» **WHAT YOU SHOULD DO**:
Copy the material below, changing every "data-point-circle" to "data-point-dot" and leaving the rest untouched.

» **LISTING**:
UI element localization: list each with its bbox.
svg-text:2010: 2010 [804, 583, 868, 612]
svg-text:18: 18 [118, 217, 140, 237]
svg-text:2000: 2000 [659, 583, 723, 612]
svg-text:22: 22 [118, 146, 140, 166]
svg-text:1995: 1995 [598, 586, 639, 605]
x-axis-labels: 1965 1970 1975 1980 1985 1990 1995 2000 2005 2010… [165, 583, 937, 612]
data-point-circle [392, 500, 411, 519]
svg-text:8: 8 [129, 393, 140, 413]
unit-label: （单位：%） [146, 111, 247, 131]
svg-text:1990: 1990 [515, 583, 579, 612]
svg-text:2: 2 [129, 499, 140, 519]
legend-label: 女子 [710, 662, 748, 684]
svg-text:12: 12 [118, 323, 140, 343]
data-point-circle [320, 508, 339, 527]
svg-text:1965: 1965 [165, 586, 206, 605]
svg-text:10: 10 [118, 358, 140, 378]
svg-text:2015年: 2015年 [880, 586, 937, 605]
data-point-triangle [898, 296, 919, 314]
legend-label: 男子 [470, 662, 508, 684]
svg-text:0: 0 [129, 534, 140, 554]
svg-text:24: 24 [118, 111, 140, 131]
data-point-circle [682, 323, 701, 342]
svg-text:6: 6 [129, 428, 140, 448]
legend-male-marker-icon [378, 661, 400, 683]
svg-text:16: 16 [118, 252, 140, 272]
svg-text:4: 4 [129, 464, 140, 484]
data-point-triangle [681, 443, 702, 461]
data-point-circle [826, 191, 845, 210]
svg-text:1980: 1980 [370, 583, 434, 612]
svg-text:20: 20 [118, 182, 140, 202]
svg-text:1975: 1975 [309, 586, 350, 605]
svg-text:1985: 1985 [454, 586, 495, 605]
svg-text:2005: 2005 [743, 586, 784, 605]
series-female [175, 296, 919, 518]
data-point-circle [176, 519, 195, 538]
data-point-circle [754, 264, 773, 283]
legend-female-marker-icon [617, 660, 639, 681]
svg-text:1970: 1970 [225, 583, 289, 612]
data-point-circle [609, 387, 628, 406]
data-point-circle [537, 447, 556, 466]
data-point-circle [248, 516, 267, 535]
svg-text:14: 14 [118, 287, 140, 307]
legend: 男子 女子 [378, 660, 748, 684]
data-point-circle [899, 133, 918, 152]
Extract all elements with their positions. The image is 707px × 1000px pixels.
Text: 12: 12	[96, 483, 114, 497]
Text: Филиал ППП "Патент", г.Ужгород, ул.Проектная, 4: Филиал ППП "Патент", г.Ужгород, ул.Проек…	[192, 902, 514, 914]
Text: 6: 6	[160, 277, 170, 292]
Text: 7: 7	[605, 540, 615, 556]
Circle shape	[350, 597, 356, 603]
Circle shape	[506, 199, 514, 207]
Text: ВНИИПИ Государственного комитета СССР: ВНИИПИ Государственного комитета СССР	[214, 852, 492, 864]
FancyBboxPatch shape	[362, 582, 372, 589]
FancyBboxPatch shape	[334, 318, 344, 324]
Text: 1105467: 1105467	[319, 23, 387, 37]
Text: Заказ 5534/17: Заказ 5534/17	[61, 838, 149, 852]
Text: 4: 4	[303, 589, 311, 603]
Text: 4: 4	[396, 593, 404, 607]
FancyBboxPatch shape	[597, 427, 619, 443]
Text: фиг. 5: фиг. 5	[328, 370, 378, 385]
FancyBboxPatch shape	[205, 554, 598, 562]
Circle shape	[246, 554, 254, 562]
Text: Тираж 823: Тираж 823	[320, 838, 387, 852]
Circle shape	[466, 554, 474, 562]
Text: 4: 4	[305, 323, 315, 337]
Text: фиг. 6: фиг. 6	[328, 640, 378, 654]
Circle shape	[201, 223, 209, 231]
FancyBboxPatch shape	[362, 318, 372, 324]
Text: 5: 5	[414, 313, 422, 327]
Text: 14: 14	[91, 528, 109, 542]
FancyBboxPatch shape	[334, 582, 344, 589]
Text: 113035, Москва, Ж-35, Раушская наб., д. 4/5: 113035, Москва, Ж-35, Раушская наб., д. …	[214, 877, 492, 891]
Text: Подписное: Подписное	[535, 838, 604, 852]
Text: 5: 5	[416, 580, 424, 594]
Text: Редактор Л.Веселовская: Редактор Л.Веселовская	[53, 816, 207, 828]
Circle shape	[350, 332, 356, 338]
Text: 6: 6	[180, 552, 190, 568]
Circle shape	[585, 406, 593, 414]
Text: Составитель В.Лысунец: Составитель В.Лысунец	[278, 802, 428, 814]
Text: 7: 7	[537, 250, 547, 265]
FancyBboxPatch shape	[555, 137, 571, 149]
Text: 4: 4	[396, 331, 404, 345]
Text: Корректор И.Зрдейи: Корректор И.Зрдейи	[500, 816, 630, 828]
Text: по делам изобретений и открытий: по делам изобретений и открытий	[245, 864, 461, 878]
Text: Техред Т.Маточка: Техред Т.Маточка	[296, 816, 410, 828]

» **TASK OUTPUT**:
UI element localization: list each with its bbox.
svg-text:2010: 2010 [804, 583, 868, 612]
svg-text:18: 18 [118, 217, 140, 237]
svg-text:2000: 2000 [659, 583, 723, 612]
svg-text:22: 22 [118, 146, 140, 166]
svg-text:1995: 1995 [598, 586, 639, 605]
x-axis-labels: 1965 1970 1975 1980 1985 1990 1995 2000 2005 2010… [165, 583, 937, 612]
data-point-dot [392, 500, 411, 519]
svg-text:8: 8 [129, 393, 140, 413]
unit-label: （单位：%） [146, 111, 247, 131]
svg-text:1990: 1990 [515, 583, 579, 612]
svg-text:2: 2 [129, 499, 140, 519]
legend-label: 女子 [710, 662, 748, 684]
svg-text:12: 12 [118, 323, 140, 343]
data-point-dot [320, 508, 339, 527]
svg-text:1965: 1965 [165, 586, 206, 605]
svg-text:10: 10 [118, 358, 140, 378]
svg-text:2015年: 2015年 [880, 586, 937, 605]
data-point-triangle [898, 296, 919, 314]
legend-label: 男子 [470, 662, 508, 684]
svg-text:0: 0 [129, 534, 140, 554]
svg-text:24: 24 [118, 111, 140, 131]
data-point-dot [682, 323, 701, 342]
svg-text:6: 6 [129, 428, 140, 448]
legend-male-marker-icon [378, 661, 400, 683]
svg-text:16: 16 [118, 252, 140, 272]
svg-text:4: 4 [129, 464, 140, 484]
data-point-triangle [681, 443, 702, 461]
data-point-dot [826, 191, 845, 210]
svg-text:1980: 1980 [370, 583, 434, 612]
svg-text:20: 20 [118, 182, 140, 202]
svg-text:1975: 1975 [309, 586, 350, 605]
svg-text:1985: 1985 [454, 586, 495, 605]
svg-text:2005: 2005 [743, 586, 784, 605]
series-female [175, 296, 919, 518]
data-point-dot [176, 519, 195, 538]
data-point-dot [754, 264, 773, 283]
legend-female-marker-icon [617, 660, 639, 681]
svg-text:1970: 1970 [225, 583, 289, 612]
data-point-dot [609, 387, 628, 406]
data-point-dot [537, 447, 556, 466]
data-point-dot [248, 516, 267, 535]
svg-text:14: 14 [118, 287, 140, 307]
legend: 男子 女子 [378, 660, 748, 684]
data-point-dot [899, 133, 918, 152]
Extract all elements with their positions. The image is 707px × 1000px pixels.
Text: 12: 12	[96, 483, 114, 497]
Text: Филиал ППП "Патент", г.Ужгород, ул.Проектная, 4: Филиал ППП "Патент", г.Ужгород, ул.Проек…	[192, 902, 514, 914]
Text: 6: 6	[160, 277, 170, 292]
Text: 7: 7	[605, 540, 615, 556]
Circle shape	[350, 597, 356, 603]
Circle shape	[506, 199, 514, 207]
Text: ВНИИПИ Государственного комитета СССР: ВНИИПИ Государственного комитета СССР	[214, 852, 492, 864]
FancyBboxPatch shape	[362, 582, 372, 589]
FancyBboxPatch shape	[334, 318, 344, 324]
Text: 1105467: 1105467	[319, 23, 387, 37]
Text: Заказ 5534/17: Заказ 5534/17	[61, 838, 149, 852]
Text: 4: 4	[303, 589, 311, 603]
Text: 4: 4	[396, 593, 404, 607]
FancyBboxPatch shape	[597, 427, 619, 443]
Text: фиг. 5: фиг. 5	[328, 370, 378, 385]
FancyBboxPatch shape	[205, 554, 598, 562]
Circle shape	[246, 554, 254, 562]
Text: Тираж 823: Тираж 823	[320, 838, 387, 852]
Circle shape	[466, 554, 474, 562]
Text: 4: 4	[305, 323, 315, 337]
Text: фиг. 6: фиг. 6	[328, 640, 378, 654]
Circle shape	[201, 223, 209, 231]
FancyBboxPatch shape	[362, 318, 372, 324]
Text: 5: 5	[414, 313, 422, 327]
Text: 14: 14	[91, 528, 109, 542]
FancyBboxPatch shape	[334, 582, 344, 589]
Text: 113035, Москва, Ж-35, Раушская наб., д. 4/5: 113035, Москва, Ж-35, Раушская наб., д. …	[214, 877, 492, 891]
Text: Подписное: Подписное	[535, 838, 604, 852]
Text: 5: 5	[416, 580, 424, 594]
Text: Редактор Л.Веселовская: Редактор Л.Веселовская	[53, 816, 207, 828]
Circle shape	[350, 332, 356, 338]
Text: 6: 6	[180, 552, 190, 568]
Circle shape	[585, 406, 593, 414]
Text: Составитель В.Лысунец: Составитель В.Лысунец	[278, 802, 428, 814]
Text: 7: 7	[537, 250, 547, 265]
FancyBboxPatch shape	[555, 137, 571, 149]
Text: 4: 4	[396, 331, 404, 345]
Text: Корректор И.Зрдейи: Корректор И.Зрдейи	[500, 816, 630, 828]
Text: по делам изобретений и открытий: по делам изобретений и открытий	[245, 864, 461, 878]
Text: Техред Т.Маточка: Техред Т.Маточка	[296, 816, 410, 828]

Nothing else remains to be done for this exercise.